■ **WORK TO DO**
Look through the records that follow. Copy every line containing the word "stacks".

■ **INPUT ROWS**
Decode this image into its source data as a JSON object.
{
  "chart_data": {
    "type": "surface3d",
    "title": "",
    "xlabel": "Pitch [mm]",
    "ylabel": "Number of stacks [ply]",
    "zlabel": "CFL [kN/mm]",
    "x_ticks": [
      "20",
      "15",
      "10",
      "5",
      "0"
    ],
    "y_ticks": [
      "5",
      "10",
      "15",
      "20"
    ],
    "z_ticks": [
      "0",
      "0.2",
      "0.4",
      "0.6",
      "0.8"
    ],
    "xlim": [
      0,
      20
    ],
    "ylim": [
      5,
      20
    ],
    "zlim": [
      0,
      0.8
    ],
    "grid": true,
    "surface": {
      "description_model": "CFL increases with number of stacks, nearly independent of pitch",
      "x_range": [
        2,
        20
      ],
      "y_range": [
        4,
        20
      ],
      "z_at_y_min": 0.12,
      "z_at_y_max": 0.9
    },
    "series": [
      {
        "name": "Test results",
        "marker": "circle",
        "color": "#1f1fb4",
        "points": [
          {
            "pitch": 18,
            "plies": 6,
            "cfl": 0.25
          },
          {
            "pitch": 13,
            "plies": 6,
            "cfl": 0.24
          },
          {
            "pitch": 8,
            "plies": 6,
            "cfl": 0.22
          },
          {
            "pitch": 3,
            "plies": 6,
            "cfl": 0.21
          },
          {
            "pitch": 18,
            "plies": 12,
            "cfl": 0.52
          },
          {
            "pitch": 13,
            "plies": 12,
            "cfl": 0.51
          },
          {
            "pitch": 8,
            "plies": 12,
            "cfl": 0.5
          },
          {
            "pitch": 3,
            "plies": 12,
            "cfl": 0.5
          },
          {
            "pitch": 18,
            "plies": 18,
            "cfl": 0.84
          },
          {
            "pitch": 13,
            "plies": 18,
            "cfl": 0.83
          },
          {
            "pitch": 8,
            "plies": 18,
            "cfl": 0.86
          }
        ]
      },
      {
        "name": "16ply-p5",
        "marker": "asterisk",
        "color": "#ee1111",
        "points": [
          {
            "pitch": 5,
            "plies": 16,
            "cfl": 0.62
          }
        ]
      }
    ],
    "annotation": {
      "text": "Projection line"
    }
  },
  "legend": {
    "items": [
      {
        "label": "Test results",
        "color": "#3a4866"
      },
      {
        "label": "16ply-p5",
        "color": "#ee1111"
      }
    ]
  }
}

■ **EXERCISE RESPONSE**
    "ylabel": "Number of stacks [ply]",
      "description_model": "CFL increases with number of stacks, nearly independent of pitch",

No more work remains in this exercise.